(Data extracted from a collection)
= = = = = = =
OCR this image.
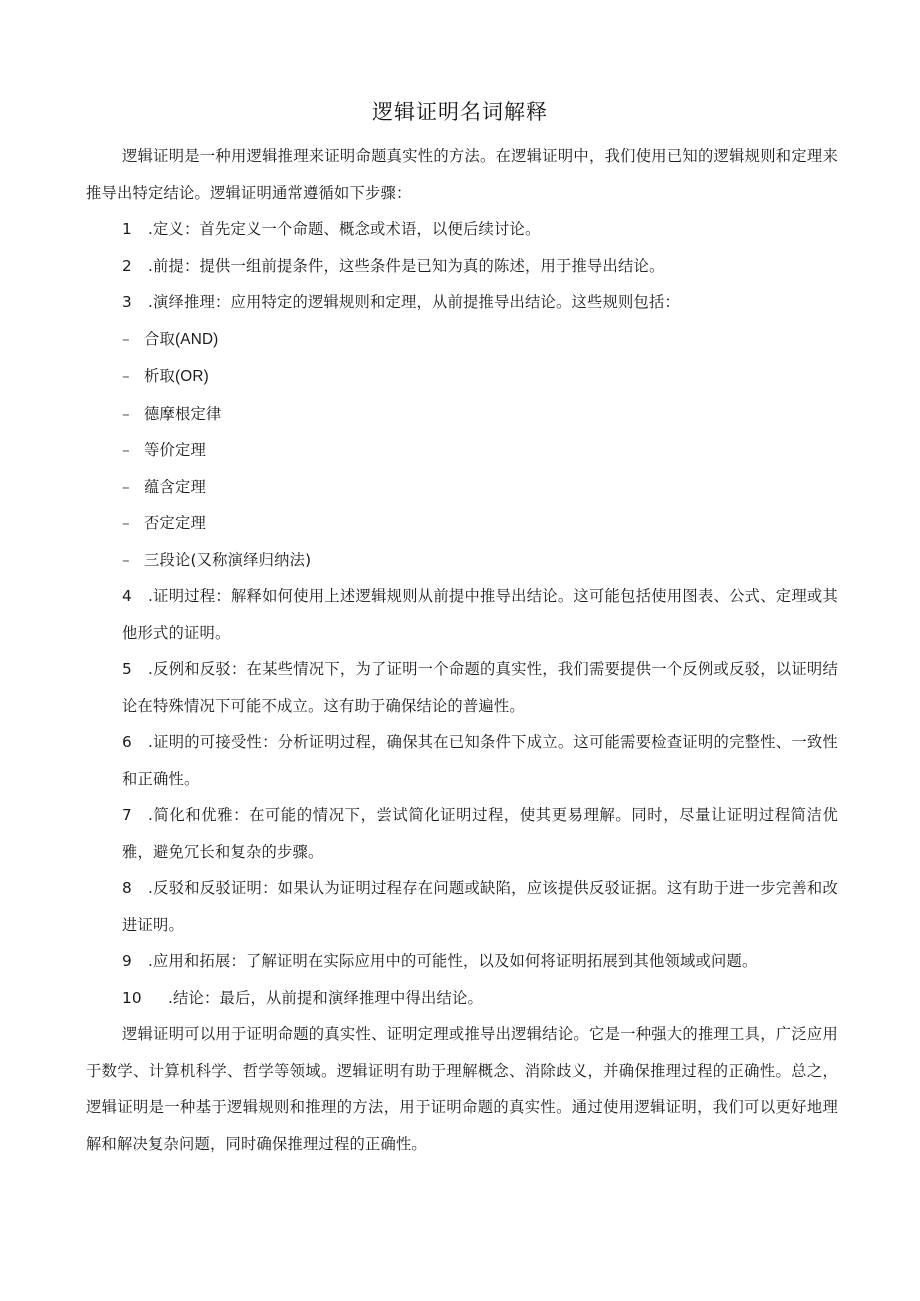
逻辑证明名词解释

逻辑证明是一种用逻辑推理来证明命题真实性的方法。在逻辑证明中，我们使用已知的逻辑规则和定理来推导出特定结论。逻辑证明通常遵循如下步骤：

1 .定义：首先定义一个命题、概念或术语，以便后续讨论。

2 .前提：提供一组前提条件，这些条件是已知为真的陈述，用于推导出结论。

3 .演绎推理：应用特定的逻辑规则和定理，从前提推导出结论。这些规则包括：

– 合取(AND)

– 析取(OR)

– 德摩根定律

– 等价定理

– 蕴含定理

– 否定定理

– 三段论(又称演绎归纳法)

4 .证明过程：解释如何使用上述逻辑规则从前提中推导出结论。这可能包括使用图表、公式、定理或其他形式的证明。

5 .反例和反驳：在某些情况下，为了证明一个命题的真实性，我们需要提供一个反例或反驳，以证明结论在特殊情况下可能不成立。这有助于确保结论的普遍性。

6 .证明的可接受性：分析证明过程，确保其在已知条件下成立。这可能需要检查证明的完整性、一致性和正确性。

7 .简化和优雅：在可能的情况下，尝试简化证明过程，使其更易理解。同时，尽量让证明过程简洁优雅，避免冗长和复杂的步骤。

8 .反驳和反驳证明：如果认为证明过程存在问题或缺陷，应该提供反驳证据。这有助于进一步完善和改进证明。

9 .应用和拓展：了解证明在实际应用中的可能性，以及如何将证明拓展到其他领域或问题。

10 .结论：最后，从前提和演绎推理中得出结论。

逻辑证明可以用于证明命题的真实性、证明定理或推导出逻辑结论。它是一种强大的推理工具，广泛应用于数学、计算机科学、哲学等领域。逻辑证明有助于理解概念、消除歧义，并确保推理过程的正确性。总之，逻辑证明是一种基于逻辑规则和推理的方法，用于证明命题的真实性。通过使用逻辑证明，我们可以更好地理解和解决复杂问题，同时确保推理过程的正确性。
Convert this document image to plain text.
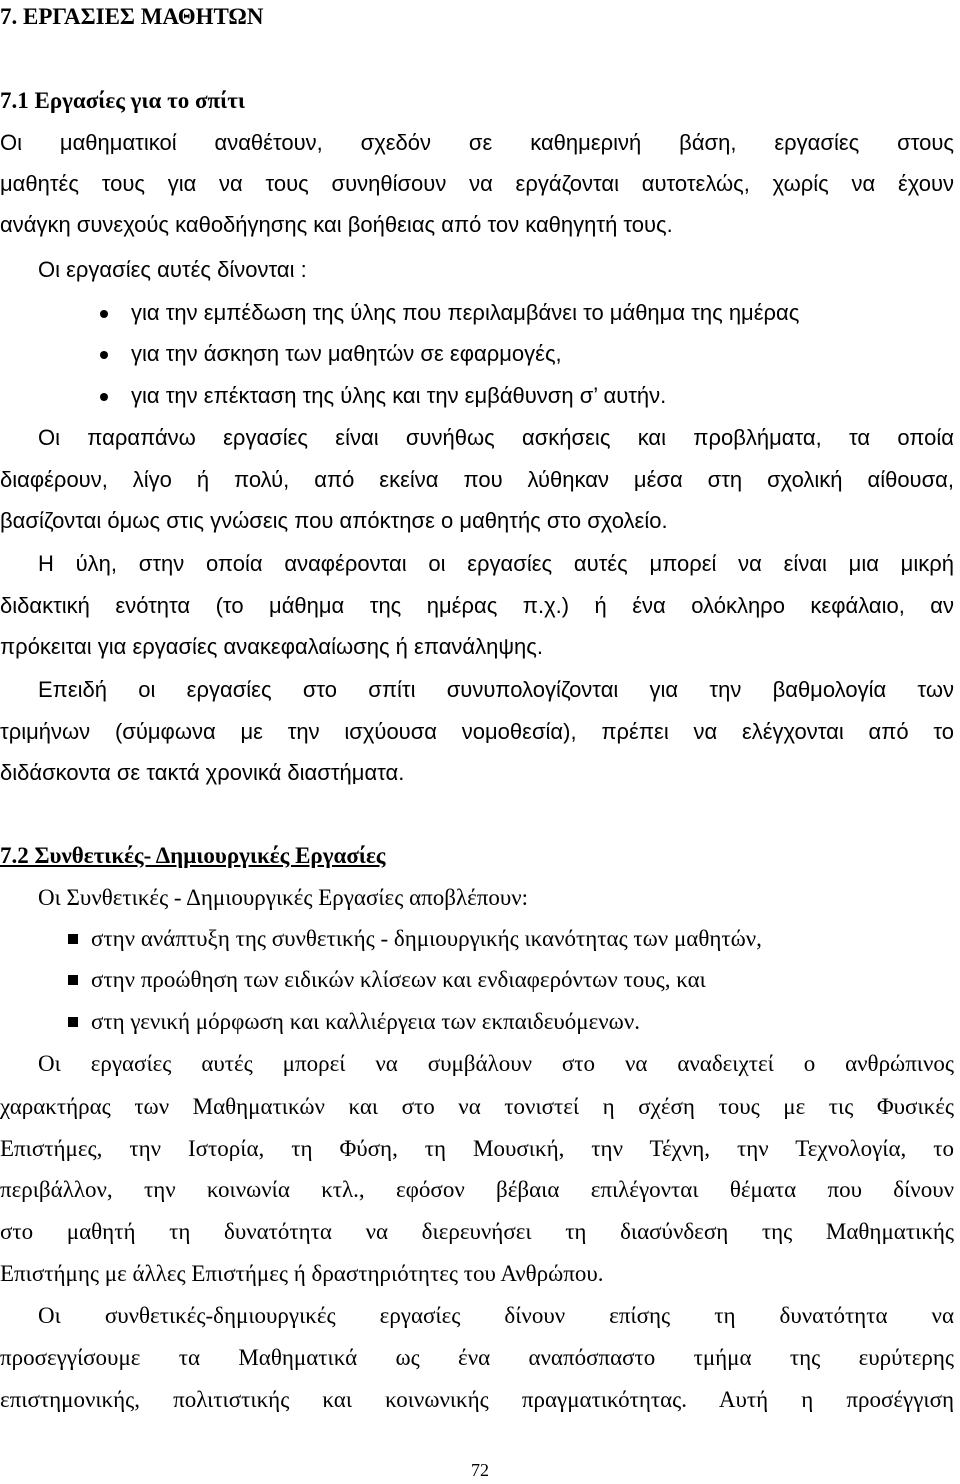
7. ΕΡΓΑΣΙΕΣ ΜΑΘΗΤΩΝ
7.1 Εργασίες για το σπίτι
Οι μαθηματικοί αναθέτουν, σχεδόν σε καθημερινή βάση, εργασίες στους
μαθητές τους για να τους συνηθίσουν να εργάζονται αυτοτελώς, χωρίς να έχουν
ανάγκη συνεχούς καθοδήγησης και βοήθειας από τον καθηγητή τους.
Οι εργασίες αυτές δίνονται :
για την εμπέδωση της ύλης που περιλαμβάνει το μάθημα της ημέρας
για την άσκηση των μαθητών σε εφαρμογές,
για την επέκταση της ύλης και την εμβάθυνση σ’ αυτήν.
Οι παραπάνω εργασίες είναι συνήθως ασκήσεις και προβλήματα, τα οποία
διαφέρουν, λίγο ή πολύ, από εκείνα που λύθηκαν μέσα στη σχολική αίθουσα,
βασίζονται όμως στις γνώσεις που απόκτησε ο μαθητής στο σχολείο.
Η ύλη, στην οποία αναφέρονται οι εργασίες αυτές μπορεί να είναι μια μικρή
διδακτική ενότητα (το μάθημα της ημέρας π.χ.) ή ένα ολόκληρο κεφάλαιο, αν
πρόκειται για εργασίες ανακεφαλαίωσης ή επανάληψης.
Επειδή οι εργασίες στο σπίτι συνυπολογίζονται για την βαθμολογία των
τριμήνων (σύμφωνα με την ισχύουσα νομοθεσία), πρέπει να ελέγχονται από το
διδάσκοντα σε τακτά χρονικά διαστήματα.
7.2 Συνθετικές- Δημιουργικές Εργασίες
Οι Συνθετικές - Δημιουργικές Εργασίες αποβλέπουν:
στην ανάπτυξη της συνθετικής - δημιουργικής ικανότητας των μαθητών,
στην προώθηση των ειδικών κλίσεων και ενδιαφερόντων τους, και
στη γενική μόρφωση και καλλιέργεια των εκπαιδευόμενων.
Οι εργασίες αυτές μπορεί να συμβάλουν στο να αναδειχτεί ο ανθρώπινος
χαρακτήρας των Μαθηματικών και στο να τονιστεί η σχέση τους με τις Φυσικές
Επιστήμες, την Ιστορία, τη Φύση, τη Μουσική, την Τέχνη, την Τεχνολογία, το
περιβάλλον, την κοινωνία κτλ., εφόσον βέβαια επιλέγονται θέματα που δίνουν
στο μαθητή τη δυνατότητα να διερευνήσει τη διασύνδεση της Μαθηματικής
Επιστήμης με άλλες Επιστήμες ή δραστηριότητες του Ανθρώπου.
Οι συνθετικές-δημιουργικές εργασίες δίνουν επίσης τη δυνατότητα να
προσεγγίσουμε τα Μαθηματικά ως ένα αναπόσπαστο τμήμα της ευρύτερης
επιστημονικής, πολιτιστικής και κοινωνικής πραγματικότητας. Αυτή η προσέγγιση
72
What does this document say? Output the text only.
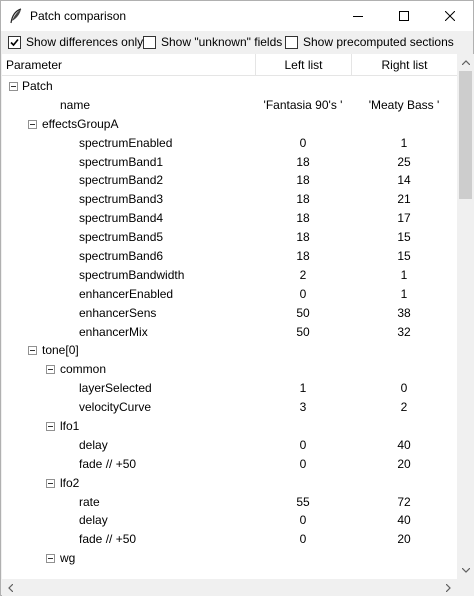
Patch comparison
Show differences only Show "unknown" fields Show precomputed sections
Parameter	Left list	Right list
Patch
name	'Fantasia 90's '	'Meaty Bass '
effectsGroupA
spectrumEnabled	0	1
spectrumBand1	18	25
spectrumBand2	18	14
spectrumBand3	18	21
spectrumBand4	18	17
spectrumBand5	18	15
spectrumBand6	18	15
spectrumBandwidth	2	1
enhancerEnabled	0	1
enhancerSens	50	38
enhancerMix	50	32
tone[0]
common
layerSelected	1	0
velocityCurve	3	2
lfo1
delay	0	40
fade // +50	0	20
lfo2
rate	55	72
delay	0	40
fade // +50	0	20
wg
= = = = = = =
DIRECTIVE: Quote all the records verbatim, dropping any pictures from your copy.

OUTPUT FOR THIS EXERCISE:
OCR this image.
逻辑证明名词解释

逻辑证明是一种用逻辑推理来证明命题真实性的方法。在逻辑证明中，我们使用已知的逻辑规则和定理来推导出特定结论。逻辑证明通常遵循如下步骤：

1 .定义：首先定义一个命题、概念或术语，以便后续讨论。

2 .前提：提供一组前提条件，这些条件是已知为真的陈述，用于推导出结论。

3 .演绎推理：应用特定的逻辑规则和定理，从前提推导出结论。这些规则包括：

– 合取(AND)

– 析取(OR)

– 德摩根定律

– 等价定理

– 蕴含定理

– 否定定理

– 三段论(又称演绎归纳法)

4 .证明过程：解释如何使用上述逻辑规则从前提中推导出结论。这可能包括使用图表、公式、定理或其他形式的证明。

5 .反例和反驳：在某些情况下，为了证明一个命题的真实性，我们需要提供一个反例或反驳，以证明结论在特殊情况下可能不成立。这有助于确保结论的普遍性。

6 .证明的可接受性：分析证明过程，确保其在已知条件下成立。这可能需要检查证明的完整性、一致性和正确性。

7 .简化和优雅：在可能的情况下，尝试简化证明过程，使其更易理解。同时，尽量让证明过程简洁优雅，避免冗长和复杂的步骤。

8 .反驳和反驳证明：如果认为证明过程存在问题或缺陷，应该提供反驳证据。这有助于进一步完善和改进证明。

9 .应用和拓展：了解证明在实际应用中的可能性，以及如何将证明拓展到其他领域或问题。

10 .结论：最后，从前提和演绎推理中得出结论。

逻辑证明可以用于证明命题的真实性、证明定理或推导出逻辑结论。它是一种强大的推理工具，广泛应用于数学、计算机科学、哲学等领域。逻辑证明有助于理解概念、消除歧义，并确保推理过程的正确性。总之，逻辑证明是一种基于逻辑规则和推理的方法，用于证明命题的真实性。通过使用逻辑证明，我们可以更好地理解和解决复杂问题，同时确保推理过程的正确性。
Convert this document image to plain text.
7. ΕΡΓΑΣΙΕΣ ΜΑΘΗΤΩΝ
7.1 Εργασίες για το σπίτι
Οι μαθηματικοί αναθέτουν, σχεδόν σε καθημερινή βάση, εργασίες στους
μαθητές τους για να τους συνηθίσουν να εργάζονται αυτοτελώς, χωρίς να έχουν
ανάγκη συνεχούς καθοδήγησης και βοήθειας από τον καθηγητή τους.
Οι εργασίες αυτές δίνονται :
για την εμπέδωση της ύλης που περιλαμβάνει το μάθημα της ημέρας
για την άσκηση των μαθητών σε εφαρμογές,
για την επέκταση της ύλης και την εμβάθυνση σ’ αυτήν.
Οι παραπάνω εργασίες είναι συνήθως ασκήσεις και προβλήματα, τα οποία
διαφέρουν, λίγο ή πολύ, από εκείνα που λύθηκαν μέσα στη σχολική αίθουσα,
βασίζονται όμως στις γνώσεις που απόκτησε ο μαθητής στο σχολείο.
Η ύλη, στην οποία αναφέρονται οι εργασίες αυτές μπορεί να είναι μια μικρή
διδακτική ενότητα (το μάθημα της ημέρας π.χ.) ή ένα ολόκληρο κεφάλαιο, αν
πρόκειται για εργασίες ανακεφαλαίωσης ή επανάληψης.
Επειδή οι εργασίες στο σπίτι συνυπολογίζονται για την βαθμολογία των
τριμήνων (σύμφωνα με την ισχύουσα νομοθεσία), πρέπει να ελέγχονται από το
διδάσκοντα σε τακτά χρονικά διαστήματα.
7.2 Συνθετικές- Δημιουργικές Εργασίες
Οι Συνθετικές - Δημιουργικές Εργασίες αποβλέπουν:
στην ανάπτυξη της συνθετικής - δημιουργικής ικανότητας των μαθητών,
στην προώθηση των ειδικών κλίσεων και ενδιαφερόντων τους, και
στη γενική μόρφωση και καλλιέργεια των εκπαιδευόμενων.
Οι εργασίες αυτές μπορεί να συμβάλουν στο να αναδειχτεί ο ανθρώπινος
χαρακτήρας των Μαθηματικών και στο να τονιστεί η σχέση τους με τις Φυσικές
Επιστήμες, την Ιστορία, τη Φύση, τη Μουσική, την Τέχνη, την Τεχνολογία, το
περιβάλλον, την κοινωνία κτλ., εφόσον βέβαια επιλέγονται θέματα που δίνουν
στο μαθητή τη δυνατότητα να διερευνήσει τη διασύνδεση της Μαθηματικής
Επιστήμης με άλλες Επιστήμες ή δραστηριότητες του Ανθρώπου.
Οι συνθετικές-δημιουργικές εργασίες δίνουν επίσης τη δυνατότητα να
προσεγγίσουμε τα Μαθηματικά ως ένα αναπόσπαστο τμήμα της ευρύτερης
επιστημονικής, πολιτιστικής και κοινωνικής πραγματικότητας. Αυτή η προσέγγιση
72
What does this document say? Output the text only.
Patch comparison
Show differences only Show "unknown" fields Show precomputed sections
Parameter	Left list	Right list
Patch
name	'Fantasia 90's '	'Meaty Bass '
effectsGroupA
spectrumEnabled	0	1
spectrumBand1	18	25
spectrumBand2	18	14
spectrumBand3	18	21
spectrumBand4	18	17
spectrumBand5	18	15
spectrumBand6	18	15
spectrumBandwidth	2	1
enhancerEnabled	0	1
enhancerSens	50	38
enhancerMix	50	32
tone[0]
common
layerSelected	1	0
velocityCurve	3	2
lfo1
delay	0	40
fade // +50	0	20
lfo2
rate	55	72
delay	0	40
fade // +50	0	20
wg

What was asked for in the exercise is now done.